### Список заданий
(a) Какой театр привез спектакль «Процесс» в Театр Наций, согласно рецензии на постановку Тимофея Кулябина?
(b) Продолжите рецензию на спектакль «Процесс» Тимофея Кулябина, начиная сразу после ее последнего предложения.

#### Выбранный отрывок ####

«Процесс» Тимофея Кулябина: Изображая правосудие


Режиссер «Тангейзера» поставил спектакль по роману Франца Кафки

В Театре Наций в рамках фестиваля-школы «Территория» показали спектакль новосибирского театра «Красный факел» — «Процесс» Тимофея Кулябина, режиссера оперы «Тангейзер», поставленной в Новосибирском театре оперы и балета. Опера, как известно, вызвала широкий резонанс и череду скандалов: дело об оскорблении чувств верующих, вызов в суд директора театра Бориса Мездрича и самого режиссера, а также смену гендиректора театра. С такой предысторией легко представить «Процесс» как спектакль-реакцию на эти события, но Кулябин наглядно продемонстрировал, что не очень-то заинтересован в скандальной славе и возможности её оседлать.

Банковский служащий Йозей К. (Антон Войналович) просыпается от шлепка по бедру — в его арендуемой квартире хозяйничает пара следователей. Равнодушно озирают небогатую обстановку, переписывают имущество, всё фиксируют на камеру: кровать, шкаф, телевизионный столик, костюм, кассеты, бутылка алкоголя. Оба в полупрозрачных масках, оба изъясняются протокольными формулировками, вдобавок голоса пропущены через модулятор, отчего звучат еще более равнодушно и безлико.

Пробуждение К. демонстрируется дважды: сначала на большом, расчерченном прямоугольниками экране, который выполняет роль задника, затем та же сцена — уже на глазах у зрителя. Эстетика криминальной хроники с размытыми лицами и голосами, измененными в целях безопасности свидетелей и следователей, задает тон происходящего: «Процесс» — это следственный эксперимент, инсценировка показаний Франца Кафки. У Тимофея Кулябина все, кроме К., носят маски, превращающие лица в пиксели, и звучат в унисон благодаря модулятору голоса. А свидетели и следователи тут решительно все.

#### Представленные данные ####

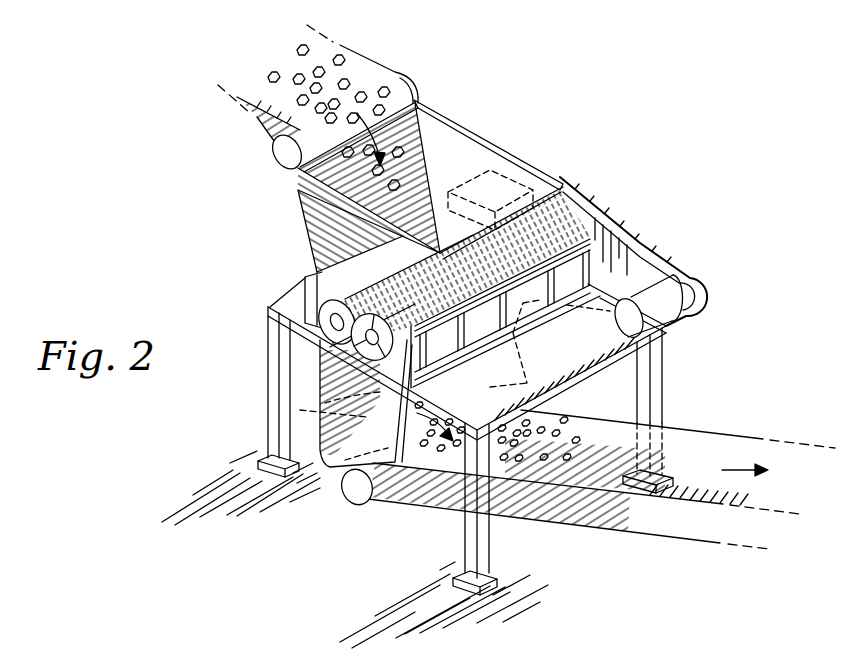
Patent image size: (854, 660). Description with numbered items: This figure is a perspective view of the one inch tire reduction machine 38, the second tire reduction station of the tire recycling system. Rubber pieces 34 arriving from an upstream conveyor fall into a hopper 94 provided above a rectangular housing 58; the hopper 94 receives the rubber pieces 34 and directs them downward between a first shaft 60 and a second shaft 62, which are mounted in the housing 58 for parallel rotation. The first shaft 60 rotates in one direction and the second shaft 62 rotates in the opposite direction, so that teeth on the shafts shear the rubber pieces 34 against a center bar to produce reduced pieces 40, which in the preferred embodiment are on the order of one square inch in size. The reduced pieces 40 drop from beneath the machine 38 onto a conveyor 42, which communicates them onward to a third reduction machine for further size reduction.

The reduced pieces 34 is at (300, 48).
The hopper 94 is at (454, 148).
The one inch tire reduction machine 38 is at (570, 128).
The rectangular housing 58 is at (312, 293).
The first shaft 60 is at (335, 339).
The second shaft 62 is at (300, 410).
The reduced pieces 40 is at (545, 430).
The conveyor 42 is at (698, 438).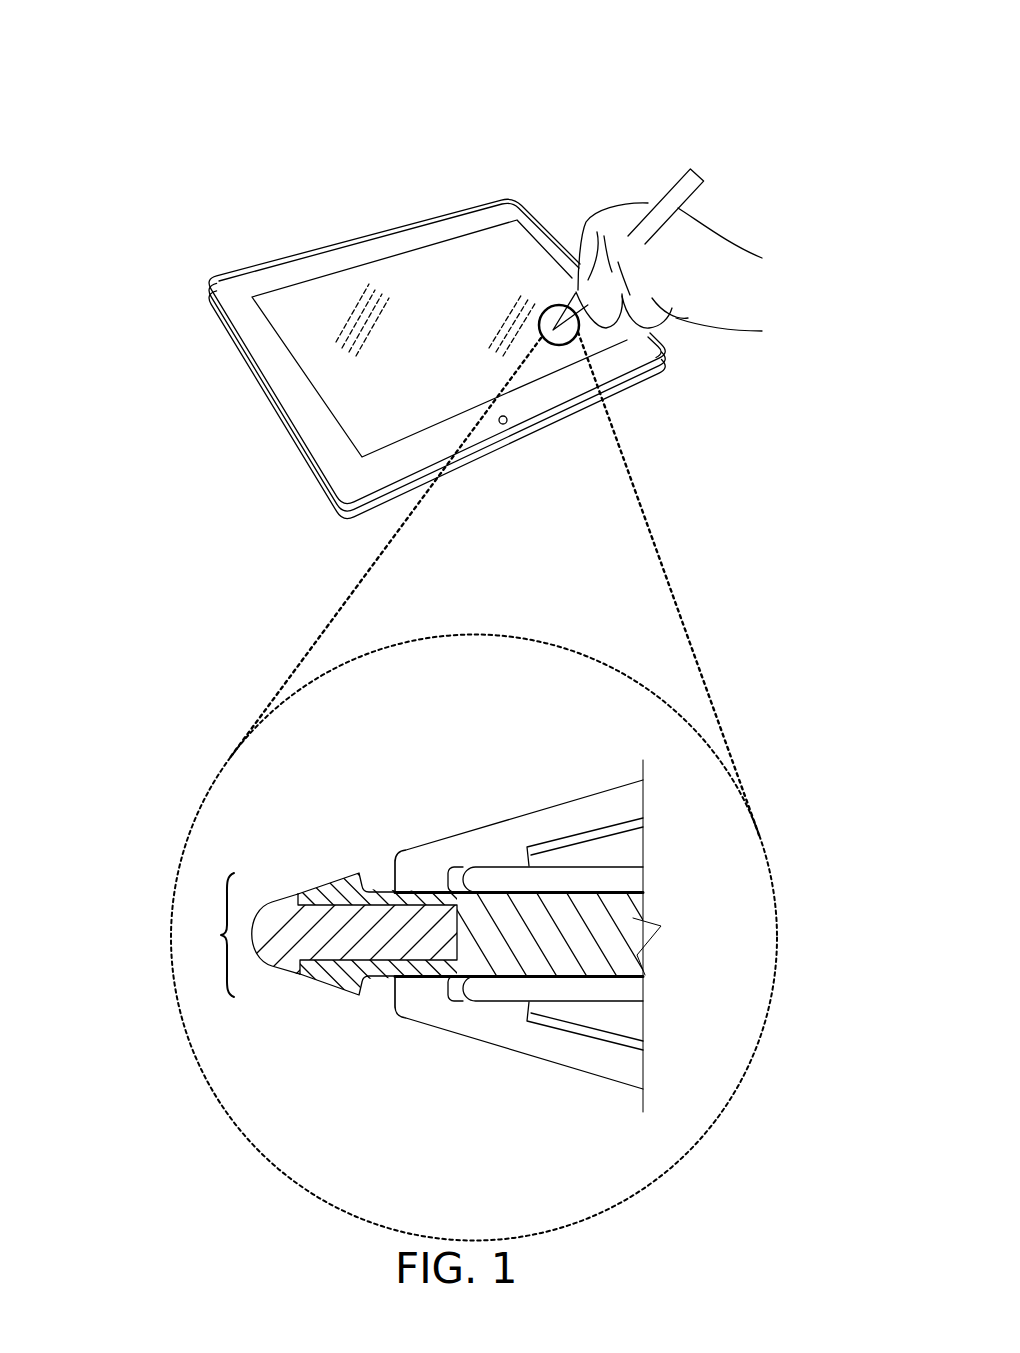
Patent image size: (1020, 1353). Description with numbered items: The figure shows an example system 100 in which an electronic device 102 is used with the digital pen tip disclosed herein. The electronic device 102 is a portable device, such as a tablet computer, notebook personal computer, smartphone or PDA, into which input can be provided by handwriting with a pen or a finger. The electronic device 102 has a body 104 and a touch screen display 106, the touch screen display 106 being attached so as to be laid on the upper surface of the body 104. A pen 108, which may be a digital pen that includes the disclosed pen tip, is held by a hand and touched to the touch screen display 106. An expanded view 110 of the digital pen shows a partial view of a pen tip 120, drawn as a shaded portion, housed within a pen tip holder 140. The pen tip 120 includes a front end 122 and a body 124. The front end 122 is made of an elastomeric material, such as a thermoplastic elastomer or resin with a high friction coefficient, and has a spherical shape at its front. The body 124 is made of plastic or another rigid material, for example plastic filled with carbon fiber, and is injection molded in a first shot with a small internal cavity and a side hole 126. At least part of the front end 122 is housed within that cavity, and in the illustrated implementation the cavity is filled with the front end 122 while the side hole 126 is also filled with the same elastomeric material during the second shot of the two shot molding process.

The touch-sensitive system 100 is at (166, 62).
The electronic device 102 is at (250, 420).
The body 104 is at (302, 468).
The touch screen display 106 is at (298, 323).
The pen 108 is at (687, 188).
The expanded view 110 is at (201, 776).
The pen tip 120 is at (203, 927).
The front end 122 is at (275, 897).
The body 124 is at (327, 986).
The side hole 126 is at (380, 890).
The pen tip holder 140 is at (560, 1066).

####

### Ожидаемые результаты
(a) Новосибирский театр «Красный факел».

(b)
Йозефу сообщают о начале процесса, съедают его завтрак, допрашивают и отпускают на работу. Он уверен в своей невиновности (никто не знает, в чем его обвиняют), но смирительная дрожь окружающих со временем передается и ему. Непонятная, абсурдная логика вещей, которая оказывается в основе деятельности социума и закона, медленно подавляет его язвительные насмешки и разумные доводы. Это подавление, порой даже доминирование, происходит зачастую инстинктивно, теми, кто лишь косвенно связан с шестеренками Закона.

«Процесс» Кулябина развивается в двух направлениях. Если смотреть на сценические атрибуты, то это сравнительно современная история, работающая с хищными вещами XXI века: камерами слежения и видеофиксацией происходящего — как добровольной, так и вынужденной, по уставу. Технология записывает происходящее — пропадает неопределенность существования человека в конкретное время в конкретном месте, а в некотором смысле и понятие личного пространства, личной жизни. За диалогом Йозефа с соседкой, фройляйн Бюрстен (Ирина Кривонос) подсматривает родственник хозяйки квартиры (взгляд его камеры транслируется на экран).

Помимо торжества современного вуайеризма, в «Процессе» точно воспроизводится механизм вины: К. может чувствовать себя виноватым за любые поступки и свойства характера, которые могут показаться странными окружающим (а за процессом Йозефа следят коллеги, соседи и будто бы весь город). Его диалог с судьями и следователями зачастую походит на параллельные монологи: детективы говорят по инструкции и о своем секторе работы, Йозеф, додумывая позицию Закона, озвучивает собственную позицию, чем будто бы и ставит себя под удар. Хотя вина так и не озвучивается, а наказание и вовсе оказывается фигурой умолчания: нет ничего страшнее вялотекущей неопределенности.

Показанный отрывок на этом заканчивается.